Leave out the pictures and repeat every record exactly.

++++ Data listing

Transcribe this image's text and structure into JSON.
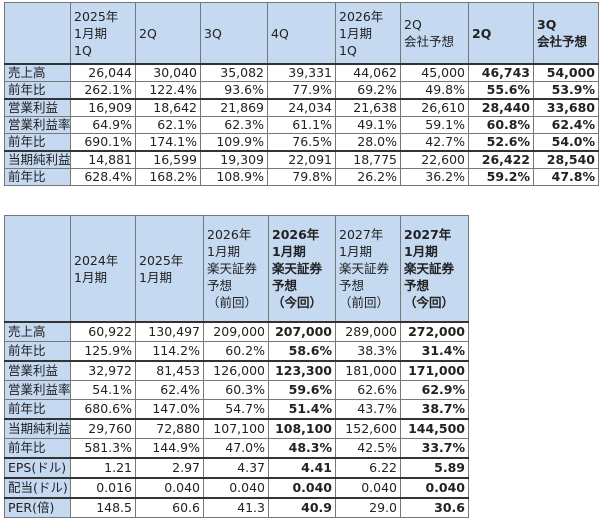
{
  "tables": [
    {
      "headers": [
        [
          "2025年",
          "1月期",
          "1Q"
        ],
        [
          "2Q"
        ],
        [
          "3Q"
        ],
        [
          "4Q"
        ],
        [
          "2026年",
          "1月期",
          "1Q"
        ],
        [
          "2Q",
          "会社予想"
        ],
        [
          "2Q"
        ],
        [
          "3Q",
          "会社予想"
        ]
      ],
      "rows": [
        [
          "売上高",
          "26,044",
          "30,040",
          "35,082",
          "39,331",
          "44,062",
          "45,000",
          "46,743",
          "54,000"
        ],
        [
          "前年比",
          "262.1%",
          "122.4%",
          "93.6%",
          "77.9%",
          "69.2%",
          "49.8%",
          "55.6%",
          "53.9%"
        ],
        [
          "営業利益",
          "16,909",
          "18,642",
          "21,869",
          "24,034",
          "21,638",
          "26,610",
          "28,440",
          "33,680"
        ],
        [
          "営業利益率",
          "64.9%",
          "62.1%",
          "62.3%",
          "61.1%",
          "49.1%",
          "59.1%",
          "60.8%",
          "62.4%"
        ],
        [
          "前年比",
          "690.1%",
          "174.1%",
          "109.9%",
          "76.5%",
          "28.0%",
          "42.7%",
          "52.6%",
          "54.0%"
        ],
        [
          "当期純利益",
          "14,881",
          "16,599",
          "19,309",
          "22,091",
          "18,775",
          "22,600",
          "26,422",
          "28,540"
        ],
        [
          "前年比",
          "628.4%",
          "168.2%",
          "108.9%",
          "79.8%",
          "26.2%",
          "36.2%",
          "59.2%",
          "47.8%"
        ]
      ]
    },
    {
      "headers": [
        [
          "2024年",
          "1月期"
        ],
        [
          "2025年",
          "1月期"
        ],
        [
          "2026年",
          "1月期",
          "楽天証券",
          "予想",
          "（前回）"
        ],
        [
          "2026年",
          "1月期",
          "楽天証券",
          "予想",
          "（今回）"
        ],
        [
          "2027年",
          "1月期",
          "楽天証券",
          "予想",
          "（前回）"
        ],
        [
          "2027年",
          "1月期",
          "楽天証券",
          "予想",
          "（今回）"
        ]
      ],
      "rows": [
        [
          "売上高",
          "60,922",
          "130,497",
          "209,000",
          "207,000",
          "289,000",
          "272,000"
        ],
        [
          "前年比",
          "125.9%",
          "114.2%",
          "60.2%",
          "58.6%",
          "38.3%",
          "31.4%"
        ],
        [
          "営業利益",
          "32,972",
          "81,453",
          "126,000",
          "123,300",
          "181,000",
          "171,000"
        ],
        [
          "営業利益率",
          "54.1%",
          "62.4%",
          "60.3%",
          "59.6%",
          "62.6%",
          "62.9%"
        ],
        [
          "前年比",
          "680.6%",
          "147.0%",
          "54.7%",
          "51.4%",
          "43.7%",
          "38.7%"
        ],
        [
          "当期純利益",
          "29,760",
          "72,880",
          "107,100",
          "108,100",
          "152,600",
          "144,500"
        ],
        [
          "前年比",
          "581.3%",
          "144.9%",
          "47.0%",
          "48.3%",
          "42.5%",
          "33.7%"
        ],
        [
          "EPS(ドル)",
          "1.21",
          "2.97",
          "4.37",
          "4.41",
          "6.22",
          "5.89"
        ],
        [
          "配当(ドル)",
          "0.016",
          "0.040",
          "0.040",
          "0.040",
          "0.040",
          "0.040"
        ],
        [
          "PER(倍)",
          "148.5",
          "60.6",
          "41.3",
          "40.9",
          "29.0",
          "30.6"
        ]
      ]
    }
  ]
}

++++++++

Final answer:
Transcribe this image's text and structure into JSON.
{
  "tables": [
    {
      "headers": [
        [
          "2025年",
          "1月期",
          "1Q"
        ],
        [
          "2Q"
        ],
        [
          "3Q"
        ],
        [
          "4Q"
        ],
        [
          "2026年",
          "1月期",
          "1Q"
        ],
        [
          "2Q",
          "会社予想"
        ],
        [
          "2Q"
        ],
        [
          "3Q",
          "会社予想"
        ]
      ],
      "rows": [
        [
          "売上高",
          "26,044",
          "30,040",
          "35,082",
          "39,331",
          "44,062",
          "45,000",
          "46,743",
          "54,000"
        ],
        [
          "前年比",
          "262.1%",
          "122.4%",
          "93.6%",
          "77.9%",
          "69.2%",
          "49.8%",
          "55.6%",
          "53.9%"
        ],
        [
          "営業利益",
          "16,909",
          "18,642",
          "21,869",
          "24,034",
          "21,638",
          "26,610",
          "28,440",
          "33,680"
        ],
        [
          "営業利益率",
          "64.9%",
          "62.1%",
          "62.3%",
          "61.1%",
          "49.1%",
          "59.1%",
          "60.8%",
          "62.4%"
        ],
        [
          "前年比",
          "690.1%",
          "174.1%",
          "109.9%",
          "76.5%",
          "28.0%",
          "42.7%",
          "52.6%",
          "54.0%"
        ],
        [
          "当期純利益",
          "14,881",
          "16,599",
          "19,309",
          "22,091",
          "18,775",
          "22,600",
          "26,422",
          "28,540"
        ],
        [
          "前年比",
          "628.4%",
          "168.2%",
          "108.9%",
          "79.8%",
          "26.2%",
          "36.2%",
          "59.2%",
          "47.8%"
        ]
      ]
    },
    {
      "headers": [
        [
          "2024年",
          "1月期"
        ],
        [
          "2025年",
          "1月期"
        ],
        [
          "2026年",
          "1月期",
          "楽天証券",
          "予想",
          "（前回）"
        ],
        [
          "2026年",
          "1月期",
          "楽天証券",
          "予想",
          "（今回）"
        ],
        [
          "2027年",
          "1月期",
          "楽天証券",
          "予想",
          "（前回）"
        ],
        [
          "2027年",
          "1月期",
          "楽天証券",
          "予想",
          "（今回）"
        ]
      ],
      "rows": [
        [
          "売上高",
          "60,922",
          "130,497",
          "209,000",
          "207,000",
          "289,000",
          "272,000"
        ],
        [
          "前年比",
          "125.9%",
          "114.2%",
          "60.2%",
          "58.6%",
          "38.3%",
          "31.4%"
        ],
        [
          "営業利益",
          "32,972",
          "81,453",
          "126,000",
          "123,300",
          "181,000",
          "171,000"
        ],
        [
          "営業利益率",
          "54.1%",
          "62.4%",
          "60.3%",
          "59.6%",
          "62.6%",
          "62.9%"
        ],
        [
          "前年比",
          "680.6%",
          "147.0%",
          "54.7%",
          "51.4%",
          "43.7%",
          "38.7%"
        ],
        [
          "当期純利益",
          "29,760",
          "72,880",
          "107,100",
          "108,100",
          "152,600",
          "144,500"
        ],
        [
          "前年比",
          "581.3%",
          "144.9%",
          "47.0%",
          "48.3%",
          "42.5%",
          "33.7%"
        ],
        [
          "EPS(ドル)",
          "1.21",
          "2.97",
          "4.37",
          "4.41",
          "6.22",
          "5.89"
        ],
        [
          "配当(ドル)",
          "0.016",
          "0.040",
          "0.040",
          "0.040",
          "0.040",
          "0.040"
        ],
        [
          "PER(倍)",
          "148.5",
          "60.6",
          "41.3",
          "40.9",
          "29.0",
          "30.6"
        ]
      ]
    }
  ]
}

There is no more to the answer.